(Items from a dataset)

#####

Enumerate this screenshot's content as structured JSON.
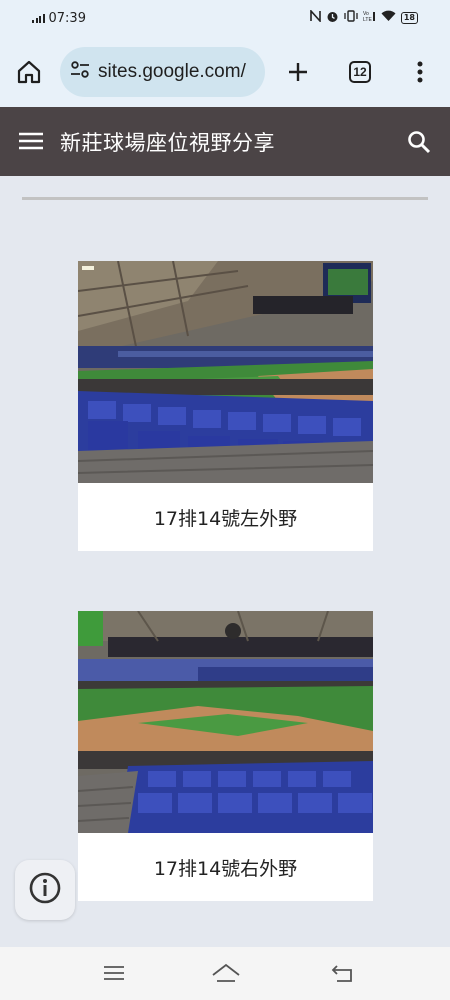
{
  "status_bar": {
    "time": "07:39",
    "battery": "18",
    "icons": [
      "signal-icon",
      "nfc-icon",
      "alarm-icon",
      "vibrate-icon",
      "volte-icon",
      "wifi-icon",
      "battery-icon"
    ]
  },
  "browser": {
    "url": "sites.google.com/",
    "tab_count": "12",
    "icons": [
      "home-icon",
      "site-settings-icon",
      "new-tab-icon",
      "tabs-icon",
      "more-menu-icon"
    ]
  },
  "site": {
    "title": "新莊球場座位視野分享",
    "icons": [
      "menu-icon",
      "search-icon"
    ]
  },
  "cards": [
    {
      "caption": "17排14號左外野"
    },
    {
      "caption": "17排14號右外野"
    }
  ],
  "colors": {
    "browser_bg": "#e8f1f9",
    "url_pill": "#d0e4ef",
    "header_bg": "#4b4446",
    "page_bg": "#e4e8ef",
    "seat_blue": "#2c3d9e",
    "field_green": "#3f8a3a"
  },
  "nav_bar": {
    "icons": [
      "recents-icon",
      "home-nav-icon",
      "back-icon"
    ]
  }
}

#####

▶ [Aim]
Reproduce the whole listing word for word, setting aside any pictures.

▶ [Answer to this problem]
Enumerate this screenshot's content as structured JSON.
{
  "status_bar": {
    "time": "07:39",
    "battery": "18",
    "icons": [
      "signal-icon",
      "nfc-icon",
      "alarm-icon",
      "vibrate-icon",
      "volte-icon",
      "wifi-icon",
      "battery-icon"
    ]
  },
  "browser": {
    "url": "sites.google.com/",
    "tab_count": "12",
    "icons": [
      "home-icon",
      "site-settings-icon",
      "new-tab-icon",
      "tabs-icon",
      "more-menu-icon"
    ]
  },
  "site": {
    "title": "新莊球場座位視野分享",
    "icons": [
      "menu-icon",
      "search-icon"
    ]
  },
  "cards": [
    {
      "caption": "17排14號左外野"
    },
    {
      "caption": "17排14號右外野"
    }
  ],
  "colors": {
    "browser_bg": "#e8f1f9",
    "url_pill": "#d0e4ef",
    "header_bg": "#4b4446",
    "page_bg": "#e4e8ef",
    "seat_blue": "#2c3d9e",
    "field_green": "#3f8a3a"
  },
  "nav_bar": {
    "icons": [
      "recents-icon",
      "home-nav-icon",
      "back-icon"
    ]
  }
}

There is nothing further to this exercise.